### PROVIDED DATA
..............................

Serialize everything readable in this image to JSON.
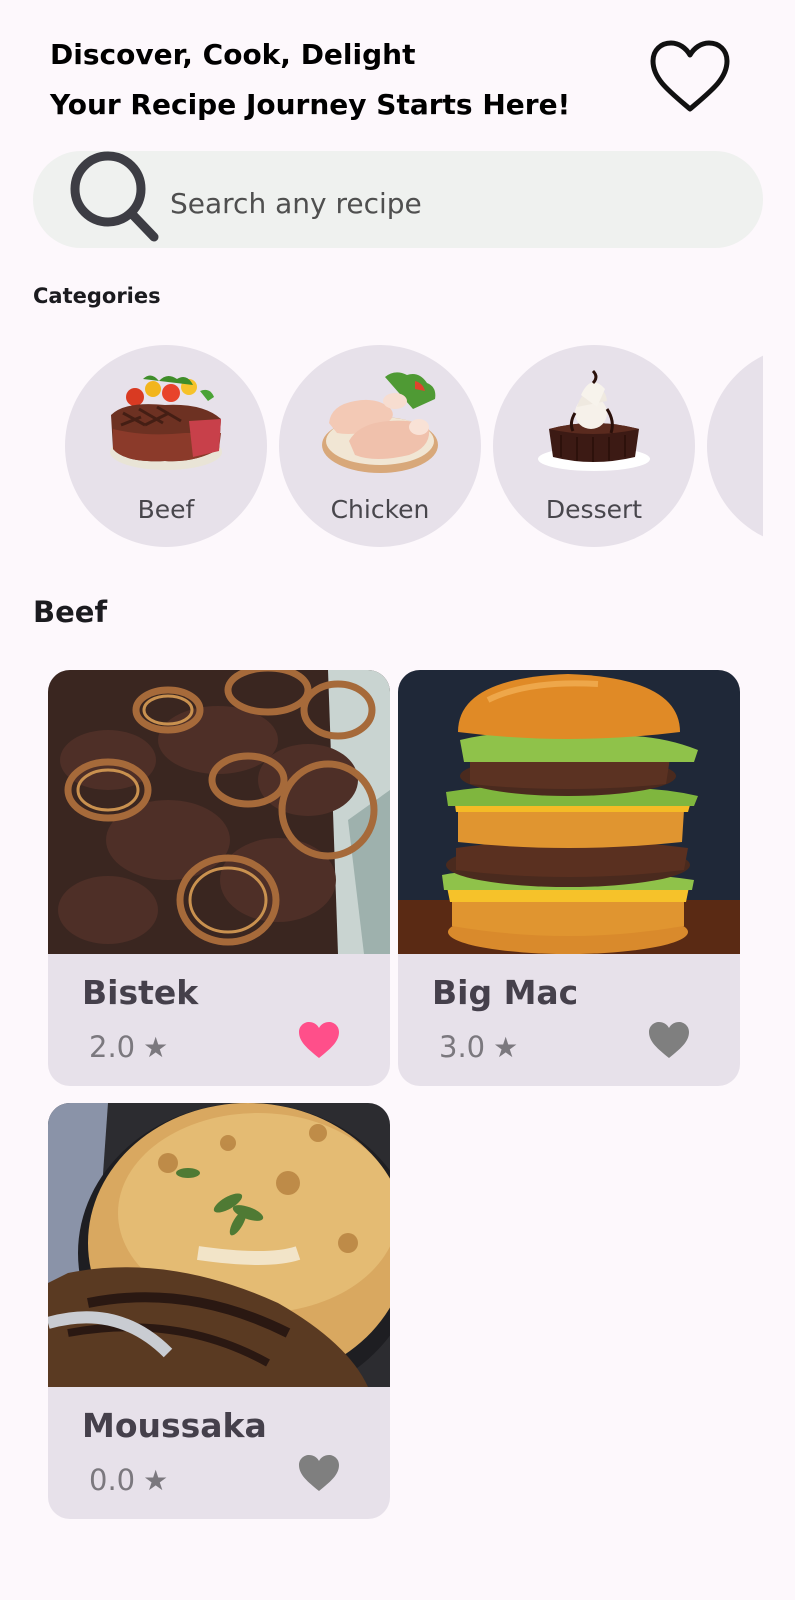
{
  "header": {
    "line1": "Discover, Cook, Delight",
    "line2": "Your Recipe Journey Starts Here!",
    "favorites_icon": "heart-outline-icon"
  },
  "search": {
    "placeholder": "Search any recipe",
    "icon": "search-icon"
  },
  "categories": {
    "label": "Categories",
    "items": [
      {
        "label": "Beef"
      },
      {
        "label": "Chicken"
      },
      {
        "label": "Dessert"
      },
      {
        "label": ""
      }
    ]
  },
  "selected_category": {
    "heading": "Beef"
  },
  "recipes": [
    {
      "name": "Bistek",
      "rating": "2.0",
      "star": "★",
      "favorited": true,
      "heart_color": "#ff4f8a"
    },
    {
      "name": "Big Mac",
      "rating": "3.0",
      "star": "★",
      "favorited": false,
      "heart_color": "#7f7f7f"
    },
    {
      "name": "Moussaka",
      "rating": "0.0",
      "star": "★",
      "favorited": false,
      "heart_color": "#7f7f7f"
    }
  ],
  "colors": {
    "background": "#fdf8fc",
    "card_background": "#e7e1ea",
    "search_background": "#eff1ef",
    "favorite_active": "#ff4f8a",
    "favorite_inactive": "#7f7f7f"
  }
}
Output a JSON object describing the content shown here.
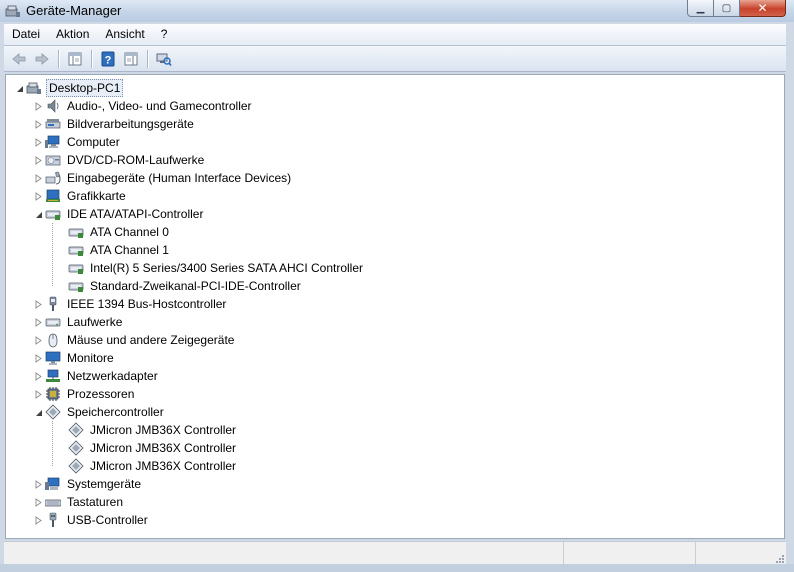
{
  "window": {
    "title": "Geräte-Manager"
  },
  "colors": {
    "accent": "#2f6fbf",
    "selection": "#e8eef7",
    "close_button": "#c7432a"
  },
  "menu": {
    "items": [
      "Datei",
      "Aktion",
      "Ansicht",
      "?"
    ]
  },
  "toolbar": {
    "buttons": [
      "back-arrow-icon",
      "forward-arrow-icon",
      "show-hide-console-tree-icon",
      "help-icon",
      "properties-panel-icon",
      "scan-hardware-icon"
    ]
  },
  "tree": {
    "root": "Desktop-PC1",
    "categories": [
      {
        "label": "Audio-, Video- und Gamecontroller",
        "icon": "speaker-icon"
      },
      {
        "label": "Bildverarbeitungsgeräte",
        "icon": "scanner-icon"
      },
      {
        "label": "Computer",
        "icon": "computer-icon"
      },
      {
        "label": "DVD/CD-ROM-Laufwerke",
        "icon": "optical-drive-icon"
      },
      {
        "label": "Eingabegeräte (Human Interface Devices)",
        "icon": "hid-icon"
      },
      {
        "label": "Grafikkarte",
        "icon": "display-adapter-icon"
      },
      {
        "label": "IDE ATA/ATAPI-Controller",
        "icon": "ide-controller-icon",
        "expanded": true,
        "children": [
          "ATA Channel 0",
          "ATA Channel 1",
          "Intel(R) 5 Series/3400 Series SATA AHCI Controller",
          "Standard-Zweikanal-PCI-IDE-Controller"
        ]
      },
      {
        "label": "IEEE 1394 Bus-Hostcontroller",
        "icon": "firewire-icon"
      },
      {
        "label": "Laufwerke",
        "icon": "disk-drive-icon"
      },
      {
        "label": "Mäuse und andere Zeigegeräte",
        "icon": "mouse-icon"
      },
      {
        "label": "Monitore",
        "icon": "monitor-icon"
      },
      {
        "label": "Netzwerkadapter",
        "icon": "network-adapter-icon"
      },
      {
        "label": "Prozessoren",
        "icon": "processor-icon"
      },
      {
        "label": "Speichercontroller",
        "icon": "storage-controller-icon",
        "expanded": true,
        "children": [
          "JMicron JMB36X Controller",
          "JMicron JMB36X Controller",
          "JMicron JMB36X Controller"
        ]
      },
      {
        "label": "Systemgeräte",
        "icon": "system-devices-icon"
      },
      {
        "label": "Tastaturen",
        "icon": "keyboard-icon"
      },
      {
        "label": "USB-Controller",
        "icon": "usb-icon"
      }
    ]
  }
}
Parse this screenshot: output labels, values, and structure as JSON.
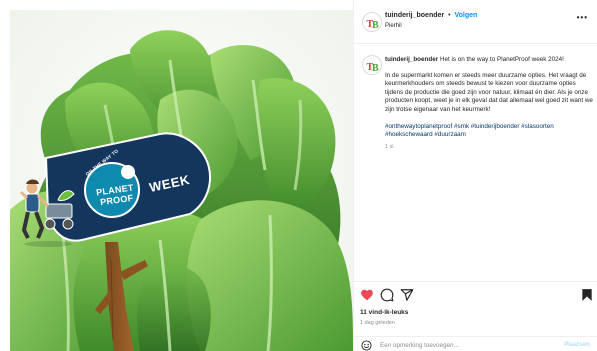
{
  "post": {
    "username": "tuinderij_boender",
    "follow_label": "Volgen",
    "separator": "•",
    "location": "Pierhil",
    "more_label": "•••",
    "avatar_logo": "TB",
    "caption": {
      "headline": "Het is on the way to PlanetProof week 2024!",
      "paragraph": "In de supermarkt komen er steeds meer duurzame opties. Het vraagt de keurmerkhouders om steeds bewust te kiezen voor duurzame opties tijdens de productie die goed zijn voor natuur, klimaat én dier. Als je onze producten koopt, weet je in elk geval dat dat allemaal wel goed zit want we zijn trotse eigenaar van het keurmerk!",
      "hashtags": "#onthewaytoplanetproof #smk #tuinderijboender #slasoorten #hoekschewaard #duurzaam",
      "time": "1 d."
    },
    "likes": "11 vind-ik-leuks",
    "posted_when": "1 dag geleden",
    "comment_placeholder": "Een opmerking toevoegen...",
    "post_button": "Plaatsen"
  },
  "image": {
    "sign_small_text": "ON THE WAY TO",
    "sign_brand_line1": "PLANET",
    "sign_brand_line2": "PROOF",
    "sign_week": "WEEK"
  },
  "colors": {
    "sign_navy": "#14355c",
    "sign_badge": "#0e8aae",
    "lettuce": "#5fa83a",
    "like_red": "#ed4956",
    "link_blue": "#0095f6",
    "hashtag": "#00376b"
  }
}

..............................

### EXERCISE DIRECTIONS
List the lines of the records where "JSON" occurs.

### TASK ANSWER
Serialize everything readable in this image to JSON.
Output a JSON object describing the content shown here.
Parse this screenshot: output labels, values, and structure as JSON.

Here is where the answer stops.